> _What to produce_
Restate every line of the material, word for word.

> _Records shown_
====
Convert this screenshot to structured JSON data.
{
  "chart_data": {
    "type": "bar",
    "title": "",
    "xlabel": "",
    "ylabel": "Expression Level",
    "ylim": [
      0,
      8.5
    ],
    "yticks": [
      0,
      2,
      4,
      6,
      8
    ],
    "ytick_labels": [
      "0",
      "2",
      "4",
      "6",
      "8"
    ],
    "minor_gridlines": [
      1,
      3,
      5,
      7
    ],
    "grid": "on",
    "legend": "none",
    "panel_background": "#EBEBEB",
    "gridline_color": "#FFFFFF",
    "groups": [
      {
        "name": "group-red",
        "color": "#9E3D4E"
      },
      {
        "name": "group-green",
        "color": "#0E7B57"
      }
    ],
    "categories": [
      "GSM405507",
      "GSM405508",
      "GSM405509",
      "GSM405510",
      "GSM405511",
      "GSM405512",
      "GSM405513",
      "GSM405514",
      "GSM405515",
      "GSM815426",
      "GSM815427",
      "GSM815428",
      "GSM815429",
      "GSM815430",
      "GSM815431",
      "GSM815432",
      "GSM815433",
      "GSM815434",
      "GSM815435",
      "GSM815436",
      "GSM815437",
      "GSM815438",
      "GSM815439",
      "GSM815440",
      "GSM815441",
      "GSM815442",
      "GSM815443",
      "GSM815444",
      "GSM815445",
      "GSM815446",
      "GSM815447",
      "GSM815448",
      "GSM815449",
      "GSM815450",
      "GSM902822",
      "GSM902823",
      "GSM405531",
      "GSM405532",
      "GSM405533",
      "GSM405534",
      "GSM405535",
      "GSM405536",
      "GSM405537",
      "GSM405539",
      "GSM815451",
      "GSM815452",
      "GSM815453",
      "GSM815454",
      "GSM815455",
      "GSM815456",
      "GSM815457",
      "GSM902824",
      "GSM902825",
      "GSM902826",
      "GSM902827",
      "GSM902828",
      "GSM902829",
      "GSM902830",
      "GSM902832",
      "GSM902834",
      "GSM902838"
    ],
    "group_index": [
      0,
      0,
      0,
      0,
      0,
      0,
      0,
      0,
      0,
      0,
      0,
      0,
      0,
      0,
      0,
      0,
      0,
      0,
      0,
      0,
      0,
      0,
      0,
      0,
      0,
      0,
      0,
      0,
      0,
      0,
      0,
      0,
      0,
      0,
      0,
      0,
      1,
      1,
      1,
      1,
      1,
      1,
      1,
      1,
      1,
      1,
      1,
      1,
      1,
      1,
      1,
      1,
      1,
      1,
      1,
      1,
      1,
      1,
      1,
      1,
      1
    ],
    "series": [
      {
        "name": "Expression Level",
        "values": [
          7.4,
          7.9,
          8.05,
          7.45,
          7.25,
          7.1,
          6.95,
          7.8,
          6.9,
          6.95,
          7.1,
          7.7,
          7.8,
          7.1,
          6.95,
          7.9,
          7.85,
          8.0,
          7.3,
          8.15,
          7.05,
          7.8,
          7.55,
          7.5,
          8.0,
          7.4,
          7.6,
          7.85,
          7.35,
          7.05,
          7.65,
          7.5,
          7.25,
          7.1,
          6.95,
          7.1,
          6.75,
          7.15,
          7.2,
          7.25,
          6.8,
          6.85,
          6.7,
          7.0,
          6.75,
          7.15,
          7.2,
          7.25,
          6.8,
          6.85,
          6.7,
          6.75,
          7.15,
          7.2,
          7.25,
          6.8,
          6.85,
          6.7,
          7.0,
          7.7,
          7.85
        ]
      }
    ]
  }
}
====
> _Full output_
Convert this screenshot to structured JSON data.
{
  "chart_data": {
    "type": "bar",
    "title": "",
    "xlabel": "",
    "ylabel": "Expression Level",
    "ylim": [
      0,
      8.5
    ],
    "yticks": [
      0,
      2,
      4,
      6,
      8
    ],
    "ytick_labels": [
      "0",
      "2",
      "4",
      "6",
      "8"
    ],
    "minor_gridlines": [
      1,
      3,
      5,
      7
    ],
    "grid": "on",
    "legend": "none",
    "panel_background": "#EBEBEB",
    "gridline_color": "#FFFFFF",
    "groups": [
      {
        "name": "group-red",
        "color": "#9E3D4E"
      },
      {
        "name": "group-green",
        "color": "#0E7B57"
      }
    ],
    "categories": [
      "GSM405507",
      "GSM405508",
      "GSM405509",
      "GSM405510",
      "GSM405511",
      "GSM405512",
      "GSM405513",
      "GSM405514",
      "GSM405515",
      "GSM815426",
      "GSM815427",
      "GSM815428",
      "GSM815429",
      "GSM815430",
      "GSM815431",
      "GSM815432",
      "GSM815433",
      "GSM815434",
      "GSM815435",
      "GSM815436",
      "GSM815437",
      "GSM815438",
      "GSM815439",
      "GSM815440",
      "GSM815441",
      "GSM815442",
      "GSM815443",
      "GSM815444",
      "GSM815445",
      "GSM815446",
      "GSM815447",
      "GSM815448",
      "GSM815449",
      "GSM815450",
      "GSM902822",
      "GSM902823",
      "GSM405531",
      "GSM405532",
      "GSM405533",
      "GSM405534",
      "GSM405535",
      "GSM405536",
      "GSM405537",
      "GSM405539",
      "GSM815451",
      "GSM815452",
      "GSM815453",
      "GSM815454",
      "GSM815455",
      "GSM815456",
      "GSM815457",
      "GSM902824",
      "GSM902825",
      "GSM902826",
      "GSM902827",
      "GSM902828",
      "GSM902829",
      "GSM902830",
      "GSM902832",
      "GSM902834",
      "GSM902838"
    ],
    "group_index": [
      0,
      0,
      0,
      0,
      0,
      0,
      0,
      0,
      0,
      0,
      0,
      0,
      0,
      0,
      0,
      0,
      0,
      0,
      0,
      0,
      0,
      0,
      0,
      0,
      0,
      0,
      0,
      0,
      0,
      0,
      0,
      0,
      0,
      0,
      0,
      0,
      1,
      1,
      1,
      1,
      1,
      1,
      1,
      1,
      1,
      1,
      1,
      1,
      1,
      1,
      1,
      1,
      1,
      1,
      1,
      1,
      1,
      1,
      1,
      1,
      1
    ],
    "series": [
      {
        "name": "Expression Level",
        "values": [
          7.4,
          7.9,
          8.05,
          7.45,
          7.25,
          7.1,
          6.95,
          7.8,
          6.9,
          6.95,
          7.1,
          7.7,
          7.8,
          7.1,
          6.95,
          7.9,
          7.85,
          8.0,
          7.3,
          8.15,
          7.05,
          7.8,
          7.55,
          7.5,
          8.0,
          7.4,
          7.6,
          7.85,
          7.35,
          7.05,
          7.65,
          7.5,
          7.25,
          7.1,
          6.95,
          7.1,
          6.75,
          7.15,
          7.2,
          7.25,
          6.8,
          6.85,
          6.7,
          7.0,
          6.75,
          7.15,
          7.2,
          7.25,
          6.8,
          6.85,
          6.7,
          6.75,
          7.15,
          7.2,
          7.25,
          6.8,
          6.85,
          6.7,
          7.0,
          7.7,
          7.85
        ]
      }
    ]
  }
}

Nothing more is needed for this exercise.